▶ Records supplied:
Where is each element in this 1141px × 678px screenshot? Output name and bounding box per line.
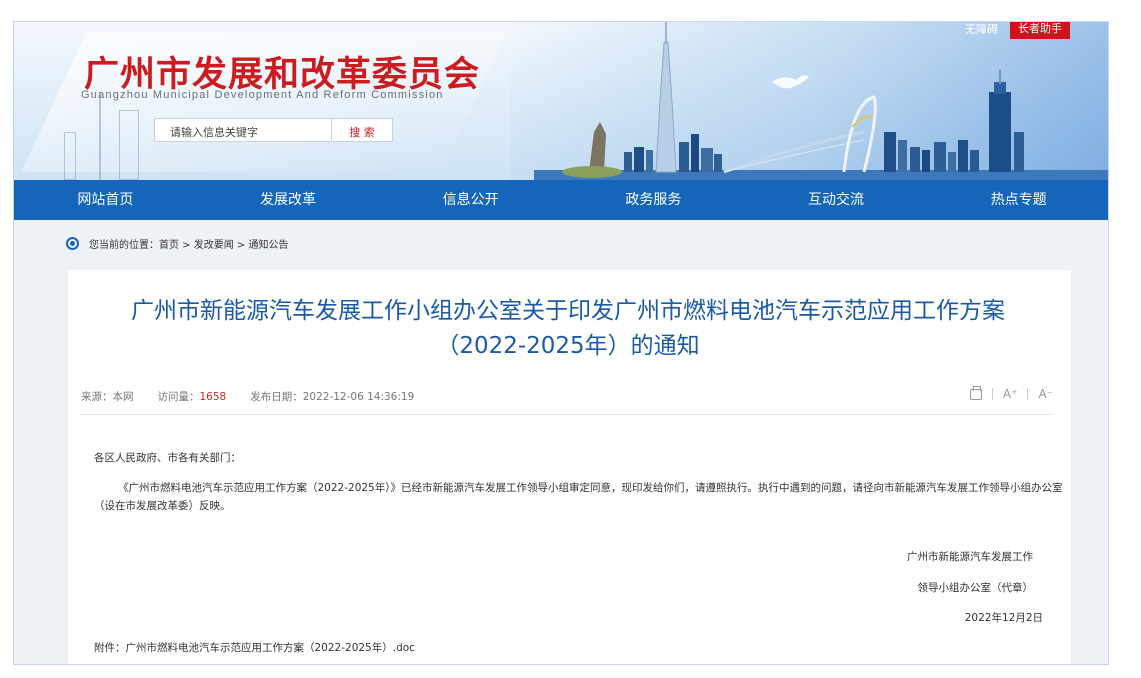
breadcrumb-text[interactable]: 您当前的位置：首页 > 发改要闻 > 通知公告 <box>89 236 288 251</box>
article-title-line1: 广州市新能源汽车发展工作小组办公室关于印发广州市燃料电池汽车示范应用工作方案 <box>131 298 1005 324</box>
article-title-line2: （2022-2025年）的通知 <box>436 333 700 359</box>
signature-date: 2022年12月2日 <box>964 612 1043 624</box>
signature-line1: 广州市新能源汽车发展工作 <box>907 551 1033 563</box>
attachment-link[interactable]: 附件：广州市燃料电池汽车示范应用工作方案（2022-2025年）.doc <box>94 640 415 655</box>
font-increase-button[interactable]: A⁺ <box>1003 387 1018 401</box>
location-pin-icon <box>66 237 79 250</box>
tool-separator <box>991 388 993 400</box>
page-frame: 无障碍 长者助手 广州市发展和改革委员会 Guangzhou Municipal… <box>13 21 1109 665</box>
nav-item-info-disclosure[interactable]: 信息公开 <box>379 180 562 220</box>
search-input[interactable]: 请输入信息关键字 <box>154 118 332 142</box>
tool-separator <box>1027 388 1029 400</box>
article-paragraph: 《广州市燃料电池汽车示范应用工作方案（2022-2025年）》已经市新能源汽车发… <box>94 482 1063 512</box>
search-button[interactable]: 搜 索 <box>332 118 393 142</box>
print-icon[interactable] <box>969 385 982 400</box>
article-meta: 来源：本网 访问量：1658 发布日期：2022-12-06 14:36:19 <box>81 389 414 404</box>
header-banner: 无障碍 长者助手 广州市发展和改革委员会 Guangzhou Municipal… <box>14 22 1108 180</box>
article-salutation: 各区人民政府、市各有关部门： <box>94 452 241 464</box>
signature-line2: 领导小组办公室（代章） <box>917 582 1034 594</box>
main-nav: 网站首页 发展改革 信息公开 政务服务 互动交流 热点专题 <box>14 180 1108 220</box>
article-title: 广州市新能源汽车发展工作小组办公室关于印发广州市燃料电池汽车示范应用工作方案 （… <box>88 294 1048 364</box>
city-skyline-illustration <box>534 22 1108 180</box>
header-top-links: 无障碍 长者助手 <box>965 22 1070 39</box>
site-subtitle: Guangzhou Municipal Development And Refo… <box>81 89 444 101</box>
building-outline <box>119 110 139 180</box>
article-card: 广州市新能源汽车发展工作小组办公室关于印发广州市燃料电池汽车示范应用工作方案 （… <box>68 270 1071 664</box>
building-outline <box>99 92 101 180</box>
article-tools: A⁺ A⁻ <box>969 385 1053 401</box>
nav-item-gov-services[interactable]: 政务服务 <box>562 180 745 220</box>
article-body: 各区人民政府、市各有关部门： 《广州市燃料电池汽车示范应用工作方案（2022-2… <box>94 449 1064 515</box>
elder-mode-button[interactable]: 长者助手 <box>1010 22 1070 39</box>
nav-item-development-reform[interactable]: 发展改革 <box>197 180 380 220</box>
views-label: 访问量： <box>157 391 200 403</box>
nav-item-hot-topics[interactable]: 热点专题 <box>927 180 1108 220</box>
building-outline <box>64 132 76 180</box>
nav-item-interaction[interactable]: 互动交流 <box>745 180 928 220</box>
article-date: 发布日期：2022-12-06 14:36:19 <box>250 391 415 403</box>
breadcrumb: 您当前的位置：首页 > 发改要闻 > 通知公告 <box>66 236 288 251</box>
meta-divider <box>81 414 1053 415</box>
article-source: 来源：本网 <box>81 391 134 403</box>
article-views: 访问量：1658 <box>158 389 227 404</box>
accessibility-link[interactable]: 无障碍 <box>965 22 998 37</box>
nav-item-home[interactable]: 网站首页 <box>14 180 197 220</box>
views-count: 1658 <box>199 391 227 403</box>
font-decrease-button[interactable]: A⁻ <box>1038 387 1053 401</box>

...

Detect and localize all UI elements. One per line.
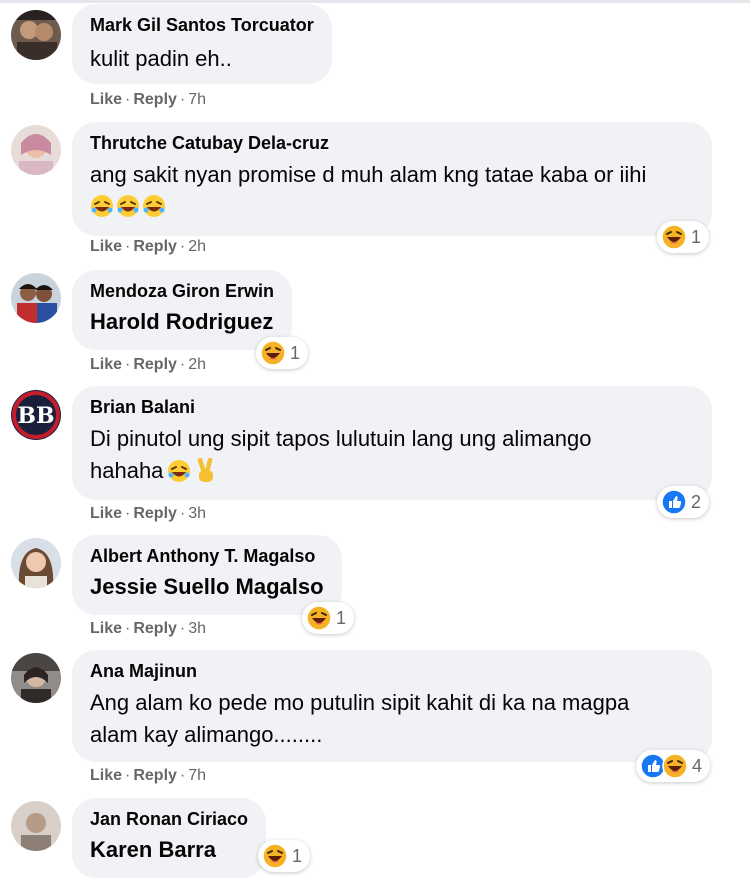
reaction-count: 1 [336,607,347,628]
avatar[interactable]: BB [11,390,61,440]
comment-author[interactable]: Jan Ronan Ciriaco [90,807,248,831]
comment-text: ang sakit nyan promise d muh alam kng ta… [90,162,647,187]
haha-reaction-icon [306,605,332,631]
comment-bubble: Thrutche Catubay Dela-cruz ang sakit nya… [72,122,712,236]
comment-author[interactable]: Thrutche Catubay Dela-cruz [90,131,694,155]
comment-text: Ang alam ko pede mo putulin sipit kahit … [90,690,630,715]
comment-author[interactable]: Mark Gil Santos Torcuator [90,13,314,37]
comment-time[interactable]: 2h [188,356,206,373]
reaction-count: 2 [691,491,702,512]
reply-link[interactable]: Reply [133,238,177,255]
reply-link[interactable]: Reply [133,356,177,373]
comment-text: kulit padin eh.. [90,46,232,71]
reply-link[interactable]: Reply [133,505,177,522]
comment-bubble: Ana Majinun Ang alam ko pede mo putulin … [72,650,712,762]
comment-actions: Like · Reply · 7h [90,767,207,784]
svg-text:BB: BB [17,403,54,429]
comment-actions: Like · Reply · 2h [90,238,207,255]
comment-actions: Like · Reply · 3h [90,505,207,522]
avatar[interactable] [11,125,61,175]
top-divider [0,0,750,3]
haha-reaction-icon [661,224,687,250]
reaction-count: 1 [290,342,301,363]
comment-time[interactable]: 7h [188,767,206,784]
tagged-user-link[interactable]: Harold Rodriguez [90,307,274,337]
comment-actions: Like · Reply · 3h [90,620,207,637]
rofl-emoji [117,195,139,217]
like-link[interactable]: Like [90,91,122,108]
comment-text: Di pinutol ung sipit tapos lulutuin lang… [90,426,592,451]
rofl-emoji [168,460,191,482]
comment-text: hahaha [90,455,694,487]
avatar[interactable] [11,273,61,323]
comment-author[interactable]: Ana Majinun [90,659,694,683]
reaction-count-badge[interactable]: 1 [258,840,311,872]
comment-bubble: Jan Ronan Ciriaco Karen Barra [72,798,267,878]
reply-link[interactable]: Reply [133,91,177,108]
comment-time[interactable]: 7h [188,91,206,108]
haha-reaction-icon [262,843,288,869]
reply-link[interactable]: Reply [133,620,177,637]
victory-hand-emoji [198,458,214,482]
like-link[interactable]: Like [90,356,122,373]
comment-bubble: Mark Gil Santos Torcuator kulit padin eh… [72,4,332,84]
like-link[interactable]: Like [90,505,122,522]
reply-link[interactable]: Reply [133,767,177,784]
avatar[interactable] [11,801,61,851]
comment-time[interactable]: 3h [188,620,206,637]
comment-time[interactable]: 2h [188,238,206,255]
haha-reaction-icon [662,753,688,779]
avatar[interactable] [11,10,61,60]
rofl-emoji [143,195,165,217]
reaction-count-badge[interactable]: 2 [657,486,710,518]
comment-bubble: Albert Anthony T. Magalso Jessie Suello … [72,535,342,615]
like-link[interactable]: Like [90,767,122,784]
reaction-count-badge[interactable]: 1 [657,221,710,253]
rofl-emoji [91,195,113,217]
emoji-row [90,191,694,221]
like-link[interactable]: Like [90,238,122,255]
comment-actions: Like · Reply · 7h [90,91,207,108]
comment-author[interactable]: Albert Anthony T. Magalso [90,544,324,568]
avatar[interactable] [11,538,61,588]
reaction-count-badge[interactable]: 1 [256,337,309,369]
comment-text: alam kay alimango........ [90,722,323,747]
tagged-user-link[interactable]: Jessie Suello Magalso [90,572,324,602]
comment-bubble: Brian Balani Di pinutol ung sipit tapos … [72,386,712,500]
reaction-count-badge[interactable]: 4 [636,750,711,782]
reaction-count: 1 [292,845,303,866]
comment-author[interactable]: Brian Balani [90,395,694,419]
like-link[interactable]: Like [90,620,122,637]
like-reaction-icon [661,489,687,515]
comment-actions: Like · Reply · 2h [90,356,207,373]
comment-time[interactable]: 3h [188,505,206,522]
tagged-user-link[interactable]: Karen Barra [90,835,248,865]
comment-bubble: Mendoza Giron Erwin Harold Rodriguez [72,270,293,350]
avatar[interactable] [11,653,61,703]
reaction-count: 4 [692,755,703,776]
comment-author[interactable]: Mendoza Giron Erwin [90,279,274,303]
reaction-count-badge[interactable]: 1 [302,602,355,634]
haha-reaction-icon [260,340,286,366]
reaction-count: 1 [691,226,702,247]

▶ Objective: Restate the records between the line containing "breadcrumb-text[interactable]: 您当前的位置：首页 >" and the line containing "article-title-line2: （2022-2025年）的通知 <box>436", inclusive, substituting "新闻动态" for "发改要闻" and leaving everything else unchanged.

▶ Solution:
breadcrumb-text[interactable]: 您当前的位置：首页 > 新闻动态 > 通知公告 <box>89 236 288 251</box>
article-title-line1: 广州市新能源汽车发展工作小组办公室关于印发广州市燃料电池汽车示范应用工作方案 <box>131 298 1005 324</box>
article-title-line2: （2022-2025年）的通知 <box>436 333 700 359</box>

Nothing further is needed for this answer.